(Stored data)
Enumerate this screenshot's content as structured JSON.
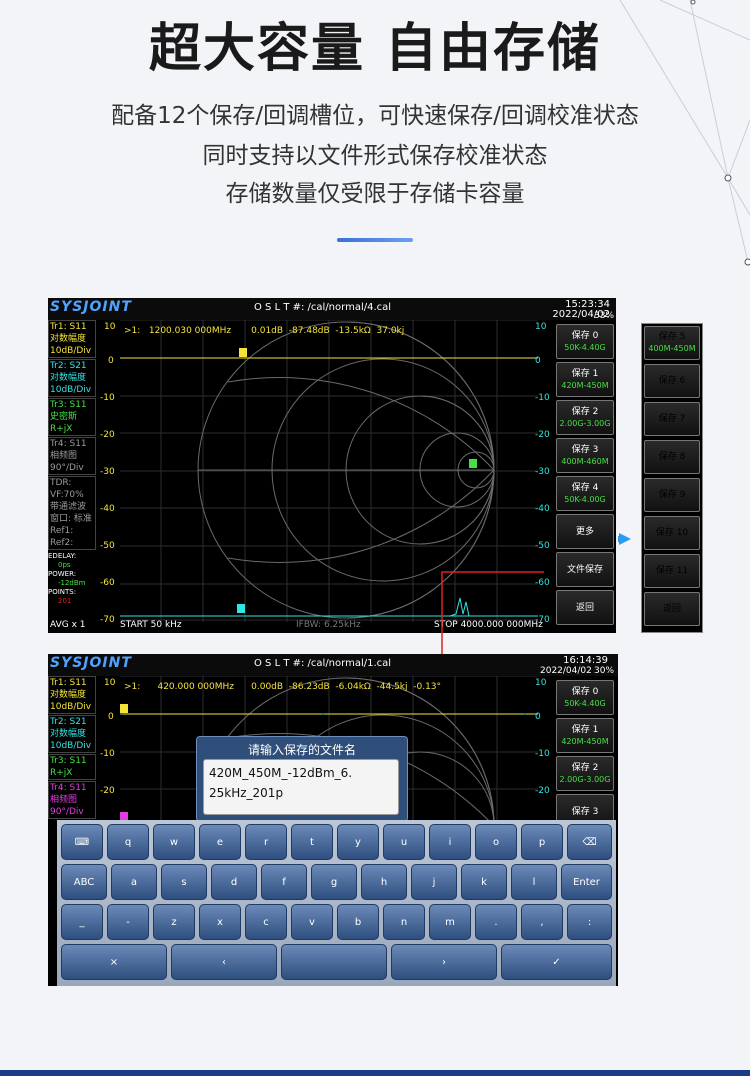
{
  "hero": {
    "title": "超大容量 自由存储",
    "lines": [
      "配备12个保存/回调槽位，可快速保存/回调校准状态",
      "同时支持以文件形式保存校准状态",
      "存储数量仅受限于存储卡容量"
    ]
  },
  "screen1": {
    "brand": "SYSJOINT",
    "cal": "O S L T #:     /cal/normal/4.cal",
    "time": "15:23:34",
    "date": "2022/04/02",
    "battery": "33%",
    "marker_line": ">1:   1200.030 000MHz       0.01dB  -87.48dB  -13.5kΩ  37.0kj",
    "traces": [
      {
        "name": "Tr1:  S11",
        "mode": "对数幅度",
        "scale": "10dB/Div"
      },
      {
        "name": "Tr2:  S21",
        "mode": "对数幅度",
        "scale": "10dB/Div"
      },
      {
        "name": "Tr3:  S11",
        "mode": "史密斯",
        "scale": "R+jX"
      },
      {
        "name": "Tr4:  S11",
        "mode": "相频图",
        "scale": "90°/Div"
      }
    ],
    "tdr": [
      "TDR:",
      "VF:70%",
      "带通滤波",
      "窗口: 标准",
      "Ref1:",
      "Ref2:"
    ],
    "edelay_label": "EDELAY:",
    "edelay": "0ps",
    "power_label": "POWER:",
    "power": "-12dBm",
    "points_label": "POINTS:",
    "points": "201",
    "avg": "AVG x 1",
    "start": "START      50 kHz",
    "ifbw": "IFBW: 6.25kHz",
    "stop": "STOP 4000.000 000MHz",
    "ylabels": [
      "10",
      "0",
      "-10",
      "-20",
      "-30",
      "-40",
      "-50",
      "-60",
      "-70"
    ],
    "softkeys": [
      {
        "label": "保存 0",
        "sub": "50K-4.40G"
      },
      {
        "label": "保存 1",
        "sub": "420M-450M"
      },
      {
        "label": "保存 2",
        "sub": "2.00G-3.00G"
      },
      {
        "label": "保存 3",
        "sub": "400M-460M"
      },
      {
        "label": "保存 4",
        "sub": "50K-4.00G"
      },
      {
        "label": "更多",
        "sub": ""
      },
      {
        "label": "文件保存",
        "sub": ""
      },
      {
        "label": "返回",
        "sub": ""
      }
    ]
  },
  "side": {
    "keys": [
      {
        "label": "保存 5",
        "sub": "400M-450M"
      },
      {
        "label": "保存 6",
        "sub": ""
      },
      {
        "label": "保存 7",
        "sub": ""
      },
      {
        "label": "保存 8",
        "sub": ""
      },
      {
        "label": "保存 9",
        "sub": ""
      },
      {
        "label": "保存 10",
        "sub": ""
      },
      {
        "label": "保存 11",
        "sub": ""
      },
      {
        "label": "返回",
        "sub": ""
      }
    ]
  },
  "screen2": {
    "brand": "SYSJOINT",
    "cal": "O S L T #:     /cal/normal/1.cal",
    "time": "16:14:39",
    "date": "2022/04/02",
    "battery": "30%",
    "marker_line": ">1:      420.000 000MHz      0.00dB  -86.23dB  -6.04kΩ  -44.5kj  -0.13°",
    "traces": [
      {
        "name": "Tr1:  S11",
        "mode": "对数幅度",
        "scale": "10dB/Div"
      },
      {
        "name": "Tr2:  S21",
        "mode": "对数幅度",
        "scale": "10dB/Div"
      },
      {
        "name": "Tr3:  S11",
        "mode": "R+jX",
        "scale": ""
      },
      {
        "name": "Tr4:  S11",
        "mode": "相频图",
        "scale": "90°/Div"
      }
    ],
    "ylabels": [
      "10",
      "0",
      "-10",
      "-20"
    ],
    "softkeys": [
      {
        "label": "保存 0",
        "sub": "50K-4.40G"
      },
      {
        "label": "保存 1",
        "sub": "420M-450M"
      },
      {
        "label": "保存 2",
        "sub": "2.00G-3.00G"
      },
      {
        "label": "保存 3",
        "sub": ""
      }
    ]
  },
  "dialog": {
    "title": "请输入保存的文件名",
    "value_line1": "420M_450M_-12dBm_6.",
    "value_line2": "25kHz_201p"
  },
  "keyboard": {
    "row1": [
      "⌨",
      "q",
      "w",
      "e",
      "r",
      "t",
      "y",
      "u",
      "i",
      "o",
      "p",
      "⌫"
    ],
    "row2": [
      "ABC",
      "a",
      "s",
      "d",
      "f",
      "g",
      "h",
      "j",
      "k",
      "l",
      "Enter"
    ],
    "row3": [
      "_",
      "-",
      "z",
      "x",
      "c",
      "v",
      "b",
      "n",
      "m",
      ".",
      ",",
      ":"
    ],
    "row4": [
      "×",
      "‹",
      "",
      "›",
      "✓"
    ]
  },
  "colors": {
    "accent": "#2a9cf0",
    "trace_yellow": "#f4e43a",
    "trace_cyan": "#2ee6e6",
    "trace_green": "#44e044",
    "marker_red": "#e02020"
  }
}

EXERCISE AIM: Repeat the records word for word. Any picture in them should be left out.

EXERCISE RESULT:
Enumerate this screenshot's content as structured JSON.
{
  "hero": {
    "title": "超大容量 自由存储",
    "lines": [
      "配备12个保存/回调槽位，可快速保存/回调校准状态",
      "同时支持以文件形式保存校准状态",
      "存储数量仅受限于存储卡容量"
    ]
  },
  "screen1": {
    "brand": "SYSJOINT",
    "cal": "O S L T #:     /cal/normal/4.cal",
    "time": "15:23:34",
    "date": "2022/04/02",
    "battery": "33%",
    "marker_line": ">1:   1200.030 000MHz       0.01dB  -87.48dB  -13.5kΩ  37.0kj",
    "traces": [
      {
        "name": "Tr1:  S11",
        "mode": "对数幅度",
        "scale": "10dB/Div"
      },
      {
        "name": "Tr2:  S21",
        "mode": "对数幅度",
        "scale": "10dB/Div"
      },
      {
        "name": "Tr3:  S11",
        "mode": "史密斯",
        "scale": "R+jX"
      },
      {
        "name": "Tr4:  S11",
        "mode": "相频图",
        "scale": "90°/Div"
      }
    ],
    "tdr": [
      "TDR:",
      "VF:70%",
      "带通滤波",
      "窗口: 标准",
      "Ref1:",
      "Ref2:"
    ],
    "edelay_label": "EDELAY:",
    "edelay": "0ps",
    "power_label": "POWER:",
    "power": "-12dBm",
    "points_label": "POINTS:",
    "points": "201",
    "avg": "AVG x 1",
    "start": "START      50 kHz",
    "ifbw": "IFBW: 6.25kHz",
    "stop": "STOP 4000.000 000MHz",
    "ylabels": [
      "10",
      "0",
      "-10",
      "-20",
      "-30",
      "-40",
      "-50",
      "-60",
      "-70"
    ],
    "softkeys": [
      {
        "label": "保存 0",
        "sub": "50K-4.40G"
      },
      {
        "label": "保存 1",
        "sub": "420M-450M"
      },
      {
        "label": "保存 2",
        "sub": "2.00G-3.00G"
      },
      {
        "label": "保存 3",
        "sub": "400M-460M"
      },
      {
        "label": "保存 4",
        "sub": "50K-4.00G"
      },
      {
        "label": "更多",
        "sub": ""
      },
      {
        "label": "文件保存",
        "sub": ""
      },
      {
        "label": "返回",
        "sub": ""
      }
    ]
  },
  "side": {
    "keys": [
      {
        "label": "保存 5",
        "sub": "400M-450M"
      },
      {
        "label": "保存 6",
        "sub": ""
      },
      {
        "label": "保存 7",
        "sub": ""
      },
      {
        "label": "保存 8",
        "sub": ""
      },
      {
        "label": "保存 9",
        "sub": ""
      },
      {
        "label": "保存 10",
        "sub": ""
      },
      {
        "label": "保存 11",
        "sub": ""
      },
      {
        "label": "返回",
        "sub": ""
      }
    ]
  },
  "screen2": {
    "brand": "SYSJOINT",
    "cal": "O S L T #:     /cal/normal/1.cal",
    "time": "16:14:39",
    "date": "2022/04/02",
    "battery": "30%",
    "marker_line": ">1:      420.000 000MHz      0.00dB  -86.23dB  -6.04kΩ  -44.5kj  -0.13°",
    "traces": [
      {
        "name": "Tr1:  S11",
        "mode": "对数幅度",
        "scale": "10dB/Div"
      },
      {
        "name": "Tr2:  S21",
        "mode": "对数幅度",
        "scale": "10dB/Div"
      },
      {
        "name": "Tr3:  S11",
        "mode": "R+jX",
        "scale": ""
      },
      {
        "name": "Tr4:  S11",
        "mode": "相频图",
        "scale": "90°/Div"
      }
    ],
    "ylabels": [
      "10",
      "0",
      "-10",
      "-20"
    ],
    "softkeys": [
      {
        "label": "保存 0",
        "sub": "50K-4.40G"
      },
      {
        "label": "保存 1",
        "sub": "420M-450M"
      },
      {
        "label": "保存 2",
        "sub": "2.00G-3.00G"
      },
      {
        "label": "保存 3",
        "sub": ""
      }
    ]
  },
  "dialog": {
    "title": "请输入保存的文件名",
    "value_line1": "420M_450M_-12dBm_6.",
    "value_line2": "25kHz_201p"
  },
  "keyboard": {
    "row1": [
      "⌨",
      "q",
      "w",
      "e",
      "r",
      "t",
      "y",
      "u",
      "i",
      "o",
      "p",
      "⌫"
    ],
    "row2": [
      "ABC",
      "a",
      "s",
      "d",
      "f",
      "g",
      "h",
      "j",
      "k",
      "l",
      "Enter"
    ],
    "row3": [
      "_",
      "-",
      "z",
      "x",
      "c",
      "v",
      "b",
      "n",
      "m",
      ".",
      ",",
      ":"
    ],
    "row4": [
      "×",
      "‹",
      "",
      "›",
      "✓"
    ]
  },
  "colors": {
    "accent": "#2a9cf0",
    "trace_yellow": "#f4e43a",
    "trace_cyan": "#2ee6e6",
    "trace_green": "#44e044",
    "marker_red": "#e02020"
  }
}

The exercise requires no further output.